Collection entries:
━━━━━━

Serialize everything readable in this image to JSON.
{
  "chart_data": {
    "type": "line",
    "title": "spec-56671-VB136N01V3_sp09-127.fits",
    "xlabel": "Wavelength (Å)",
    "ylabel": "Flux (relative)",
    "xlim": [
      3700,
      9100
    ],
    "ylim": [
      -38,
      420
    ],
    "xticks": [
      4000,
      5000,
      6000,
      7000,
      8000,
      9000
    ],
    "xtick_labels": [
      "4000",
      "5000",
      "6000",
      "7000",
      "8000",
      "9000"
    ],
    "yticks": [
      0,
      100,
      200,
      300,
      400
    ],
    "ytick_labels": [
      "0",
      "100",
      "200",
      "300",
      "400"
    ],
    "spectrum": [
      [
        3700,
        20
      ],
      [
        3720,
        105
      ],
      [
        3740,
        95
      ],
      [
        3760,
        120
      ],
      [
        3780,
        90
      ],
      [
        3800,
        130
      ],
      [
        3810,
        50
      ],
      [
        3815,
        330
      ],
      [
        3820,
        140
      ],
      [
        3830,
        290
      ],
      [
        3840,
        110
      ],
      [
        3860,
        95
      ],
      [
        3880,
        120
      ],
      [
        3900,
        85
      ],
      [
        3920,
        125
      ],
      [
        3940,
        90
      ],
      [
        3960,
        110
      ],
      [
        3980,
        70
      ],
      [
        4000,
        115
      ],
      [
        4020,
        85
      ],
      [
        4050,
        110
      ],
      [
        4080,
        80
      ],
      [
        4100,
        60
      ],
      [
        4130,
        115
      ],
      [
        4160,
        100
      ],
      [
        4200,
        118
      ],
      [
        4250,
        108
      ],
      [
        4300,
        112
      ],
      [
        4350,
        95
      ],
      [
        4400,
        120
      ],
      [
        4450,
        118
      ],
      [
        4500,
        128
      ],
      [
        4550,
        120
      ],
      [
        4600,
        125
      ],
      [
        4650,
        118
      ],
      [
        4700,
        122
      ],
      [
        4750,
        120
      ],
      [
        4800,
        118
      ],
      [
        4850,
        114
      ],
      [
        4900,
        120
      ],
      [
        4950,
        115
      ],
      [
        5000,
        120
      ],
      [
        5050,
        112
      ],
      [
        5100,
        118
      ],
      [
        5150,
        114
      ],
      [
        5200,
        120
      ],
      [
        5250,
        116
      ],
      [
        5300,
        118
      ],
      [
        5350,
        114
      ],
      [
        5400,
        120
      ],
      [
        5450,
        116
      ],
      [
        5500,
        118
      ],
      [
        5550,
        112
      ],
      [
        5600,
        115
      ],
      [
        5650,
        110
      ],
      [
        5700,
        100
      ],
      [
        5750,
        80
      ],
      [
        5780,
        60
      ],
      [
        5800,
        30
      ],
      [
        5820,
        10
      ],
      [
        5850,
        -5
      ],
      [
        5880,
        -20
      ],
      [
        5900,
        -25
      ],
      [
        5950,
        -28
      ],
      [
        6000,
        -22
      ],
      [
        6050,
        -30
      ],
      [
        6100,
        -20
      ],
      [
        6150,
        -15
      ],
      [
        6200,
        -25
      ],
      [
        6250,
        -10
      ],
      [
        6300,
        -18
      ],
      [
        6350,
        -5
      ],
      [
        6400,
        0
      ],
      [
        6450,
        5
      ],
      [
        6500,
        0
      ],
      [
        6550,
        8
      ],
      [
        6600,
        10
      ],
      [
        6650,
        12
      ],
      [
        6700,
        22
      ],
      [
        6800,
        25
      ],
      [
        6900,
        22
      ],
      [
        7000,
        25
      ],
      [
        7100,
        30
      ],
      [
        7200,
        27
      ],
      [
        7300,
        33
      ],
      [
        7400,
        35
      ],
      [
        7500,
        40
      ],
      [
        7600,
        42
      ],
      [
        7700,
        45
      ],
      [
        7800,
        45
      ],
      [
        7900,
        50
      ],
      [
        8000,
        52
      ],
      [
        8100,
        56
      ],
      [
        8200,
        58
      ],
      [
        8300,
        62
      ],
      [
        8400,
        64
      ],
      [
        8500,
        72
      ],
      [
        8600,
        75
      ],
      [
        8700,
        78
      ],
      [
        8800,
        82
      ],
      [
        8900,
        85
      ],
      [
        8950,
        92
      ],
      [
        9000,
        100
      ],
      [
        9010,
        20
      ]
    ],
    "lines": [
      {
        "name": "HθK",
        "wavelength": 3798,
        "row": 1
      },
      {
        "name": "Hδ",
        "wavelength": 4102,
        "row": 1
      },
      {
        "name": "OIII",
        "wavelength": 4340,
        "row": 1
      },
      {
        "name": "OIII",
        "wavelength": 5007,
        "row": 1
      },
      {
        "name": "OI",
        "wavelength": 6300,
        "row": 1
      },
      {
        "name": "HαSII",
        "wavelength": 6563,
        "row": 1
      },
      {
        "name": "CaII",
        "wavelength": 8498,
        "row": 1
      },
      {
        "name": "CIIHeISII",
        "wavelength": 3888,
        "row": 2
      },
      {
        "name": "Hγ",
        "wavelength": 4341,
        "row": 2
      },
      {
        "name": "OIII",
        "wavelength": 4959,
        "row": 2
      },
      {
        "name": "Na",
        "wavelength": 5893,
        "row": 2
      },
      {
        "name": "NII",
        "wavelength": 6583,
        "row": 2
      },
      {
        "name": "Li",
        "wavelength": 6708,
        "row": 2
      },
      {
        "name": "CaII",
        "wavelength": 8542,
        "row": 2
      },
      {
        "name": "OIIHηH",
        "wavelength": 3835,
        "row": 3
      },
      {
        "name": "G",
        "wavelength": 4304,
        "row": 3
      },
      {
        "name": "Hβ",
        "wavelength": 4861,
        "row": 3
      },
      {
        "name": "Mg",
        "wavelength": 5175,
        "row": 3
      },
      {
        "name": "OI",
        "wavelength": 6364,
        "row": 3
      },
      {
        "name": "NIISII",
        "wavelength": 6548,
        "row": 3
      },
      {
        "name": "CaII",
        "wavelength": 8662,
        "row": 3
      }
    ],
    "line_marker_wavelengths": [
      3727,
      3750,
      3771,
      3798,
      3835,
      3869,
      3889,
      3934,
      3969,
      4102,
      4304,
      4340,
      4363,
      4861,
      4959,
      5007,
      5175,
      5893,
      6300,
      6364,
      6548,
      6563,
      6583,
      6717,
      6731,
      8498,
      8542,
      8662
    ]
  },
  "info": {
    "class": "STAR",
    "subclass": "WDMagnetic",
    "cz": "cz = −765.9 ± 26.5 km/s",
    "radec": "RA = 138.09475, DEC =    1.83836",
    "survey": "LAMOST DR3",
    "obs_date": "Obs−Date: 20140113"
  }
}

━━━━━━

CHALLENGE: Repeat the records above in full, character for character.

RESULT FOR THIS EXERCISE:
Serialize everything readable in this image to JSON.
{
  "chart_data": {
    "type": "line",
    "title": "spec-56671-VB136N01V3_sp09-127.fits",
    "xlabel": "Wavelength (Å)",
    "ylabel": "Flux (relative)",
    "xlim": [
      3700,
      9100
    ],
    "ylim": [
      -38,
      420
    ],
    "xticks": [
      4000,
      5000,
      6000,
      7000,
      8000,
      9000
    ],
    "xtick_labels": [
      "4000",
      "5000",
      "6000",
      "7000",
      "8000",
      "9000"
    ],
    "yticks": [
      0,
      100,
      200,
      300,
      400
    ],
    "ytick_labels": [
      "0",
      "100",
      "200",
      "300",
      "400"
    ],
    "spectrum": [
      [
        3700,
        20
      ],
      [
        3720,
        105
      ],
      [
        3740,
        95
      ],
      [
        3760,
        120
      ],
      [
        3780,
        90
      ],
      [
        3800,
        130
      ],
      [
        3810,
        50
      ],
      [
        3815,
        330
      ],
      [
        3820,
        140
      ],
      [
        3830,
        290
      ],
      [
        3840,
        110
      ],
      [
        3860,
        95
      ],
      [
        3880,
        120
      ],
      [
        3900,
        85
      ],
      [
        3920,
        125
      ],
      [
        3940,
        90
      ],
      [
        3960,
        110
      ],
      [
        3980,
        70
      ],
      [
        4000,
        115
      ],
      [
        4020,
        85
      ],
      [
        4050,
        110
      ],
      [
        4080,
        80
      ],
      [
        4100,
        60
      ],
      [
        4130,
        115
      ],
      [
        4160,
        100
      ],
      [
        4200,
        118
      ],
      [
        4250,
        108
      ],
      [
        4300,
        112
      ],
      [
        4350,
        95
      ],
      [
        4400,
        120
      ],
      [
        4450,
        118
      ],
      [
        4500,
        128
      ],
      [
        4550,
        120
      ],
      [
        4600,
        125
      ],
      [
        4650,
        118
      ],
      [
        4700,
        122
      ],
      [
        4750,
        120
      ],
      [
        4800,
        118
      ],
      [
        4850,
        114
      ],
      [
        4900,
        120
      ],
      [
        4950,
        115
      ],
      [
        5000,
        120
      ],
      [
        5050,
        112
      ],
      [
        5100,
        118
      ],
      [
        5150,
        114
      ],
      [
        5200,
        120
      ],
      [
        5250,
        116
      ],
      [
        5300,
        118
      ],
      [
        5350,
        114
      ],
      [
        5400,
        120
      ],
      [
        5450,
        116
      ],
      [
        5500,
        118
      ],
      [
        5550,
        112
      ],
      [
        5600,
        115
      ],
      [
        5650,
        110
      ],
      [
        5700,
        100
      ],
      [
        5750,
        80
      ],
      [
        5780,
        60
      ],
      [
        5800,
        30
      ],
      [
        5820,
        10
      ],
      [
        5850,
        -5
      ],
      [
        5880,
        -20
      ],
      [
        5900,
        -25
      ],
      [
        5950,
        -28
      ],
      [
        6000,
        -22
      ],
      [
        6050,
        -30
      ],
      [
        6100,
        -20
      ],
      [
        6150,
        -15
      ],
      [
        6200,
        -25
      ],
      [
        6250,
        -10
      ],
      [
        6300,
        -18
      ],
      [
        6350,
        -5
      ],
      [
        6400,
        0
      ],
      [
        6450,
        5
      ],
      [
        6500,
        0
      ],
      [
        6550,
        8
      ],
      [
        6600,
        10
      ],
      [
        6650,
        12
      ],
      [
        6700,
        22
      ],
      [
        6800,
        25
      ],
      [
        6900,
        22
      ],
      [
        7000,
        25
      ],
      [
        7100,
        30
      ],
      [
        7200,
        27
      ],
      [
        7300,
        33
      ],
      [
        7400,
        35
      ],
      [
        7500,
        40
      ],
      [
        7600,
        42
      ],
      [
        7700,
        45
      ],
      [
        7800,
        45
      ],
      [
        7900,
        50
      ],
      [
        8000,
        52
      ],
      [
        8100,
        56
      ],
      [
        8200,
        58
      ],
      [
        8300,
        62
      ],
      [
        8400,
        64
      ],
      [
        8500,
        72
      ],
      [
        8600,
        75
      ],
      [
        8700,
        78
      ],
      [
        8800,
        82
      ],
      [
        8900,
        85
      ],
      [
        8950,
        92
      ],
      [
        9000,
        100
      ],
      [
        9010,
        20
      ]
    ],
    "lines": [
      {
        "name": "HθK",
        "wavelength": 3798,
        "row": 1
      },
      {
        "name": "Hδ",
        "wavelength": 4102,
        "row": 1
      },
      {
        "name": "OIII",
        "wavelength": 4340,
        "row": 1
      },
      {
        "name": "OIII",
        "wavelength": 5007,
        "row": 1
      },
      {
        "name": "OI",
        "wavelength": 6300,
        "row": 1
      },
      {
        "name": "HαSII",
        "wavelength": 6563,
        "row": 1
      },
      {
        "name": "CaII",
        "wavelength": 8498,
        "row": 1
      },
      {
        "name": "CIIHeISII",
        "wavelength": 3888,
        "row": 2
      },
      {
        "name": "Hγ",
        "wavelength": 4341,
        "row": 2
      },
      {
        "name": "OIII",
        "wavelength": 4959,
        "row": 2
      },
      {
        "name": "Na",
        "wavelength": 5893,
        "row": 2
      },
      {
        "name": "NII",
        "wavelength": 6583,
        "row": 2
      },
      {
        "name": "Li",
        "wavelength": 6708,
        "row": 2
      },
      {
        "name": "CaII",
        "wavelength": 8542,
        "row": 2
      },
      {
        "name": "OIIHηH",
        "wavelength": 3835,
        "row": 3
      },
      {
        "name": "G",
        "wavelength": 4304,
        "row": 3
      },
      {
        "name": "Hβ",
        "wavelength": 4861,
        "row": 3
      },
      {
        "name": "Mg",
        "wavelength": 5175,
        "row": 3
      },
      {
        "name": "OI",
        "wavelength": 6364,
        "row": 3
      },
      {
        "name": "NIISII",
        "wavelength": 6548,
        "row": 3
      },
      {
        "name": "CaII",
        "wavelength": 8662,
        "row": 3
      }
    ],
    "line_marker_wavelengths": [
      3727,
      3750,
      3771,
      3798,
      3835,
      3869,
      3889,
      3934,
      3969,
      4102,
      4304,
      4340,
      4363,
      4861,
      4959,
      5007,
      5175,
      5893,
      6300,
      6364,
      6548,
      6563,
      6583,
      6717,
      6731,
      8498,
      8542,
      8662
    ]
  },
  "info": {
    "class": "STAR",
    "subclass": "WDMagnetic",
    "cz": "cz = −765.9 ± 26.5 km/s",
    "radec": "RA = 138.09475, DEC =    1.83836",
    "survey": "LAMOST DR3",
    "obs_date": "Obs−Date: 20140113"
  }
}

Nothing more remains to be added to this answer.